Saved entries
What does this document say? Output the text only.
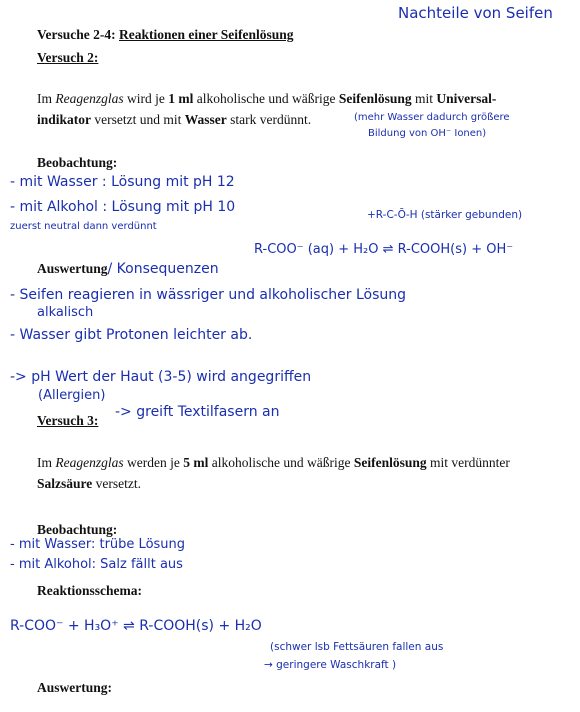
Nachteile von Seifen
Versuche 2-4: Reaktionen einer Seifenlösung
Versuch 2:
Im Reagenzglas wird je 1 ml alkoholische und wäßrige Seifenlösung mit Universal-
indikator versetzt und mit Wasser stark verdünnt.	(mehr Wasser dadurch größere
Bildung von OH⁻ Ionen)
Beobachtung:
- mit Wasser : Lösung mit pH 12
- mit Alkohol : Lösung mit pH 10
zuerst neutral dann verdünnt
+R-C-Ō-H (stärker gebunden)
R-COO⁻ (aq) + H₂O ⇌ R-COOH(s) + OH⁻
Auswertung/ Konsequenzen
- Seifen reagieren in wässriger und alkoholischer Lösung
alkalisch
- Wasser gibt Protonen leichter ab.
-> pH Wert der Haut (3-5) wird angegriffen
(Allergien)
-> greift Textilfasern an
Versuch 3:
Im Reagenzglas werden je 5 ml alkoholische und wäßrige Seifenlösung mit verdünnter
Salzsäure versetzt.
Beobachtung:
- mit Wasser: trübe Lösung
- mit Alkohol: Salz fällt aus
Reaktionsschema:
R-COO⁻ + H₃O⁺ ⇌ R-COOH(s) + H₂O
(schwer lsb Fettsäuren fallen aus
→ geringere Waschkraft )
Auswertung:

▸ **Work to be completed**:
Answer with a single number: the count of lines holding the word "versetzt".

▸ **Problem solution**:
2